Requirements. Return every line below as is, leaving out the pictures.

Given information.
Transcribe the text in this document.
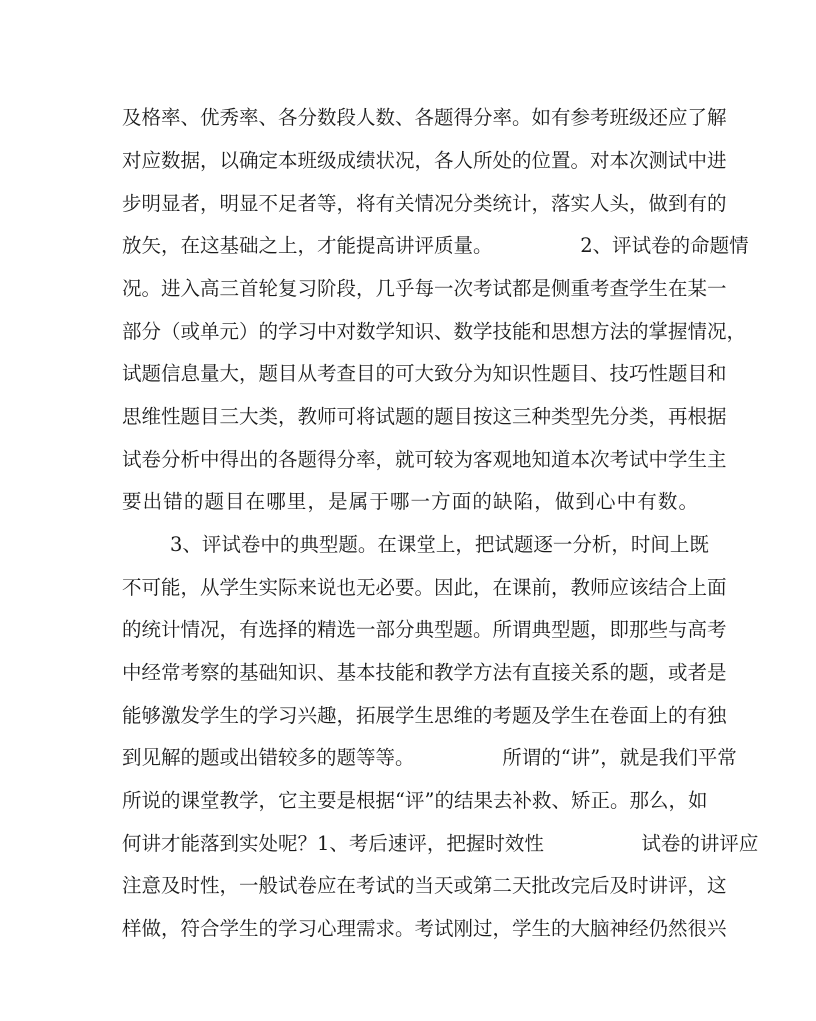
及格率、优秀率、各分数段人数、各题得分率。如有参考班级还应了解
对应数据，以确定本班级成绩状况，各人所处的位置。对本次测试中进
步明显者，明显不足者等，将有关情况分类统计，落实人头，做到有的
放矢，在这基础之上，才能提高讲评质量。　　　　　2、评试卷的命题情
况。进入高三首轮复习阶段，几乎每一次考试都是侧重考查学生在某一
部分（或单元）的学习中对数学知识、数学技能和思想方法的掌握情况，
试题信息量大，题目从考查目的可大致分为知识性题目、技巧性题目和
思维性题目三大类，教师可将试题的题目按这三种类型先分类，再根据
试卷分析中得出的各题得分率，就可较为客观地知道本次考试中学生主
要出错的题目在哪里，是属于哪一方面的缺陷，做到心中有数。
3、评试卷中的典型题。在课堂上，把试题逐一分析，时间上既
不可能，从学生实际来说也无必要。因此，在课前，教师应该结合上面
的统计情况，有选择的精选一部分典型题。所谓典型题，即那些与高考
中经常考察的基础知识、基本技能和教学方法有直接关系的题，或者是
能够激发学生的学习兴趣，拓展学生思维的考题及学生在卷面上的有独
到见解的题或出错较多的题等等。　　　　　所谓的“讲”，就是我们平常
所说的课堂教学，它主要是根据“评”的结果去补救、矫正。那么，如
何讲才能落到实处呢？1、考后速评，把握时效性　　　　　试卷的讲评应
注意及时性，一般试卷应在考试的当天或第二天批改完后及时讲评，这
样做，符合学生的学习心理需求。考试刚过，学生的大脑神经仍然很兴
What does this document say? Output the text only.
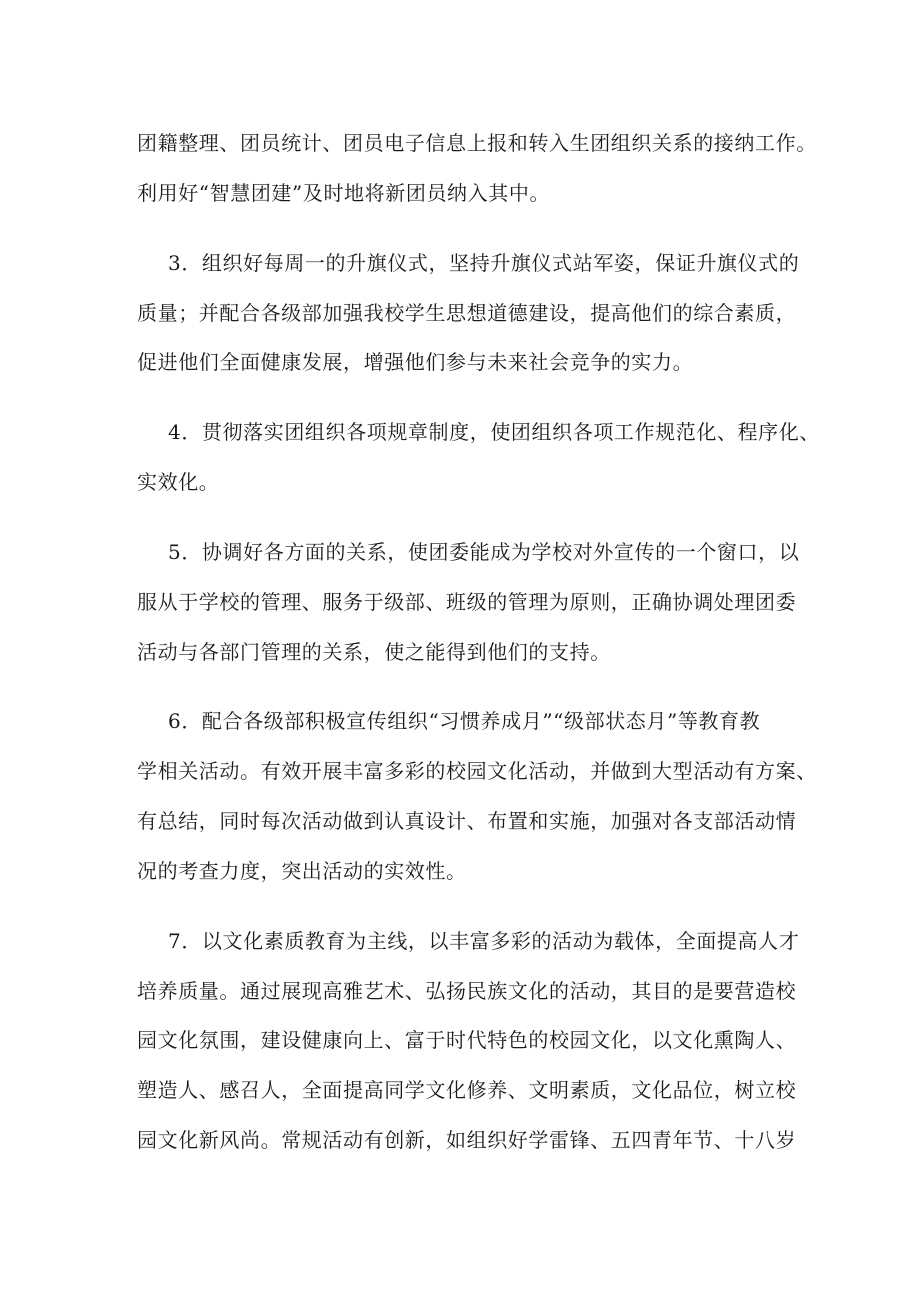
团籍整理、团员统计、团员电子信息上报和转入生团组织关系的接纳工作。
利用好“智慧团建”及时地将新团员纳入其中。
3．组织好每周一的升旗仪式，坚持升旗仪式站军姿，保证升旗仪式的
质量；并配合各级部加强我校学生思想道德建设，提高他们的综合素质，
促进他们全面健康发展，增强他们参与未来社会竞争的实力。
4．贯彻落实团组织各项规章制度，使团组织各项工作规范化、程序化、
实效化。
5．协调好各方面的关系，使团委能成为学校对外宣传的一个窗口，以
服从于学校的管理、服务于级部、班级的管理为原则，正确协调处理团委
活动与各部门管理的关系，使之能得到他们的支持。
6．配合各级部积极宣传组织“习惯养成月”“级部状态月”等教育教
学相关活动。有效开展丰富多彩的校园文化活动，并做到大型活动有方案、
有总结，同时每次活动做到认真设计、布置和实施，加强对各支部活动情
况的考查力度，突出活动的实效性。
7．以文化素质教育为主线，以丰富多彩的活动为载体，全面提高人才
培养质量。通过展现高雅艺术、弘扬民族文化的活动，其目的是要营造校
园文化氛围，建设健康向上、富于时代特色的校园文化，以文化熏陶人、
塑造人、感召人，全面提高同学文化修养、文明素质，文化品位，树立校
园文化新风尚。常规活动有创新，如组织好学雷锋、五四青年节、十八岁
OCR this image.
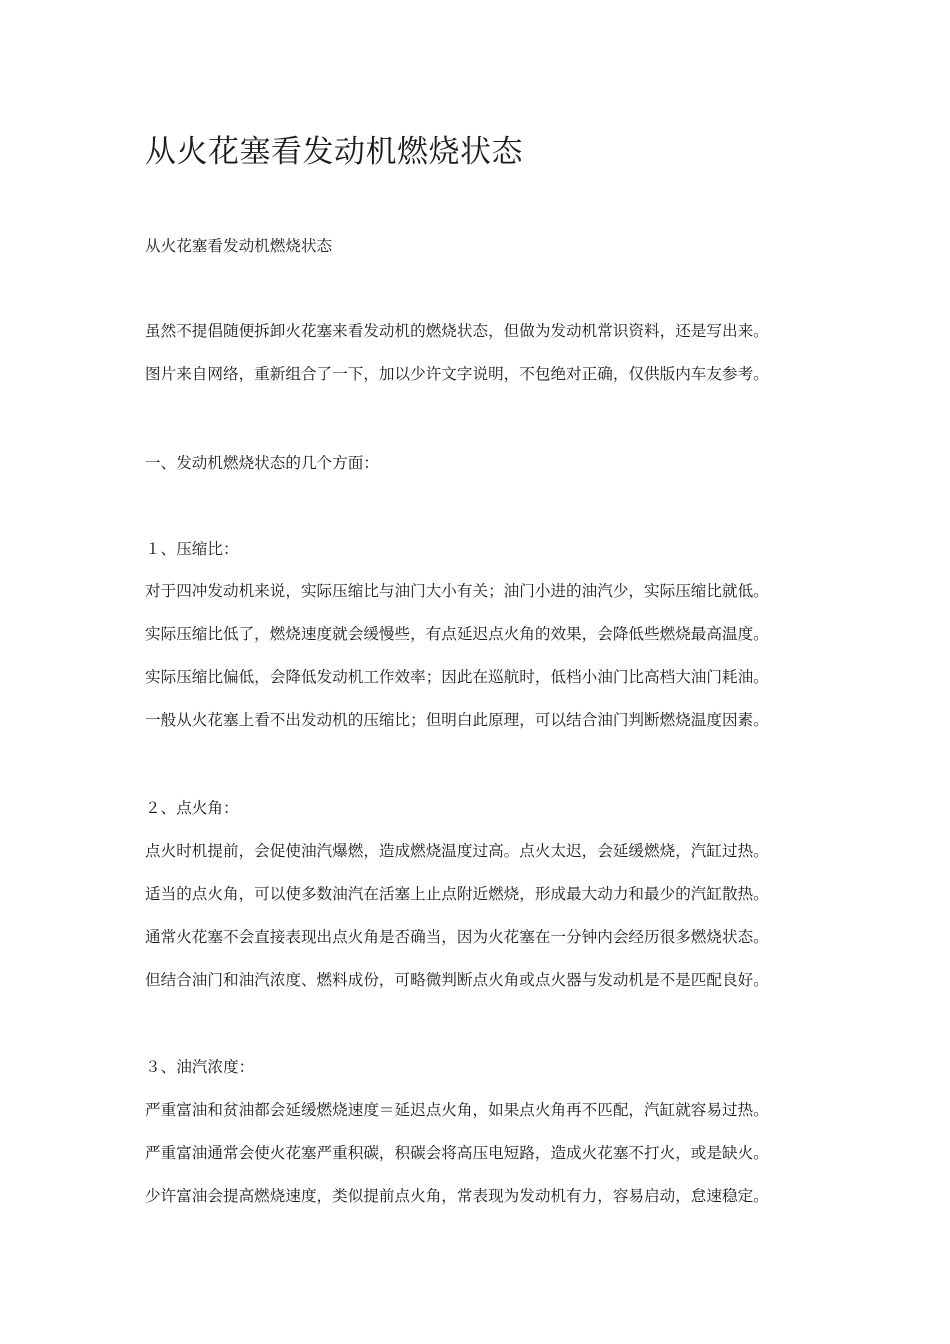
从火花塞看发动机燃烧状态

从火花塞看发动机燃烧状态

虽然不提倡随便拆卸火花塞来看发动机的燃烧状态，但做为发动机常识资料，还是写出来。

图片来自网络，重新组合了一下，加以少许文字说明，不包绝对正确，仅供版内车友参考。

一、发动机燃烧状态的几个方面：

１、压缩比：

对于四冲发动机来说，实际压缩比与油门大小有关；油门小进的油汽少，实际压缩比就低。

实际压缩比低了，燃烧速度就会缓慢些，有点延迟点火角的效果，会降低些燃烧最高温度。

实际压缩比偏低，会降低发动机工作效率；因此在巡航时，低档小油门比高档大油门耗油。

一般从火花塞上看不出发动机的压缩比；但明白此原理，可以结合油门判断燃烧温度因素。

２、点火角：

点火时机提前，会促使油汽爆燃，造成燃烧温度过高。点火太迟，会延缓燃烧，汽缸过热。

适当的点火角，可以使多数油汽在活塞上止点附近燃烧，形成最大动力和最少的汽缸散热。

通常火花塞不会直接表现出点火角是否确当，因为火花塞在一分钟内会经历很多燃烧状态。

但结合油门和油汽浓度、燃料成份，可略微判断点火角或点火器与发动机是不是匹配良好。

３、油汽浓度：

严重富油和贫油都会延缓燃烧速度＝延迟点火角，如果点火角再不匹配，汽缸就容易过热。

严重富油通常会使火花塞严重积碳，积碳会将高压电短路，造成火花塞不打火，或是缺火。

少许富油会提高燃烧速度，类似提前点火角，常表现为发动机有力，容易启动，怠速稳定。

Output of the exercise.
Transcribe the text in this document.
及格率、优秀率、各分数段人数、各题得分率。如有参考班级还应了解
对应数据，以确定本班级成绩状况，各人所处的位置。对本次测试中进
步明显者，明显不足者等，将有关情况分类统计，落实人头，做到有的
放矢，在这基础之上，才能提高讲评质量。　　　　　2、评试卷的命题情
况。进入高三首轮复习阶段，几乎每一次考试都是侧重考查学生在某一
部分（或单元）的学习中对数学知识、数学技能和思想方法的掌握情况，
试题信息量大，题目从考查目的可大致分为知识性题目、技巧性题目和
思维性题目三大类，教师可将试题的题目按这三种类型先分类，再根据
试卷分析中得出的各题得分率，就可较为客观地知道本次考试中学生主
要出错的题目在哪里，是属于哪一方面的缺陷，做到心中有数。
3、评试卷中的典型题。在课堂上，把试题逐一分析，时间上既
不可能，从学生实际来说也无必要。因此，在课前，教师应该结合上面
的统计情况，有选择的精选一部分典型题。所谓典型题，即那些与高考
中经常考察的基础知识、基本技能和教学方法有直接关系的题，或者是
能够激发学生的学习兴趣，拓展学生思维的考题及学生在卷面上的有独
到见解的题或出错较多的题等等。　　　　　所谓的“讲”，就是我们平常
所说的课堂教学，它主要是根据“评”的结果去补救、矫正。那么，如
何讲才能落到实处呢？1、考后速评，把握时效性　　　　　试卷的讲评应
注意及时性，一般试卷应在考试的当天或第二天批改完后及时讲评，这
样做，符合学生的学习心理需求。考试刚过，学生的大脑神经仍然很兴
What does this document say? Output the text only.
团籍整理、团员统计、团员电子信息上报和转入生团组织关系的接纳工作。
利用好“智慧团建”及时地将新团员纳入其中。
3．组织好每周一的升旗仪式，坚持升旗仪式站军姿，保证升旗仪式的
质量；并配合各级部加强我校学生思想道德建设，提高他们的综合素质，
促进他们全面健康发展，增强他们参与未来社会竞争的实力。
4．贯彻落实团组织各项规章制度，使团组织各项工作规范化、程序化、
实效化。
5．协调好各方面的关系，使团委能成为学校对外宣传的一个窗口，以
服从于学校的管理、服务于级部、班级的管理为原则，正确协调处理团委
活动与各部门管理的关系，使之能得到他们的支持。
6．配合各级部积极宣传组织“习惯养成月”“级部状态月”等教育教
学相关活动。有效开展丰富多彩的校园文化活动，并做到大型活动有方案、
有总结，同时每次活动做到认真设计、布置和实施，加强对各支部活动情
况的考查力度，突出活动的实效性。
7．以文化素质教育为主线，以丰富多彩的活动为载体，全面提高人才
培养质量。通过展现高雅艺术、弘扬民族文化的活动，其目的是要营造校
园文化氛围，建设健康向上、富于时代特色的校园文化，以文化熏陶人、
塑造人、感召人，全面提高同学文化修养、文明素质，文化品位，树立校
园文化新风尚。常规活动有创新，如组织好学雷锋、五四青年节、十八岁
OCR this image.
从火花塞看发动机燃烧状态

从火花塞看发动机燃烧状态

虽然不提倡随便拆卸火花塞来看发动机的燃烧状态，但做为发动机常识资料，还是写出来。

图片来自网络，重新组合了一下，加以少许文字说明，不包绝对正确，仅供版内车友参考。

一、发动机燃烧状态的几个方面：

１、压缩比：

对于四冲发动机来说，实际压缩比与油门大小有关；油门小进的油汽少，实际压缩比就低。

实际压缩比低了，燃烧速度就会缓慢些，有点延迟点火角的效果，会降低些燃烧最高温度。

实际压缩比偏低，会降低发动机工作效率；因此在巡航时，低档小油门比高档大油门耗油。

一般从火花塞上看不出发动机的压缩比；但明白此原理，可以结合油门判断燃烧温度因素。

２、点火角：

点火时机提前，会促使油汽爆燃，造成燃烧温度过高。点火太迟，会延缓燃烧，汽缸过热。

适当的点火角，可以使多数油汽在活塞上止点附近燃烧，形成最大动力和最少的汽缸散热。

通常火花塞不会直接表现出点火角是否确当，因为火花塞在一分钟内会经历很多燃烧状态。

但结合油门和油汽浓度、燃料成份，可略微判断点火角或点火器与发动机是不是匹配良好。

３、油汽浓度：

严重富油和贫油都会延缓燃烧速度＝延迟点火角，如果点火角再不匹配，汽缸就容易过热。

严重富油通常会使火花塞严重积碳，积碳会将高压电短路，造成火花塞不打火，或是缺火。

少许富油会提高燃烧速度，类似提前点火角，常表现为发动机有力，容易启动，怠速稳定。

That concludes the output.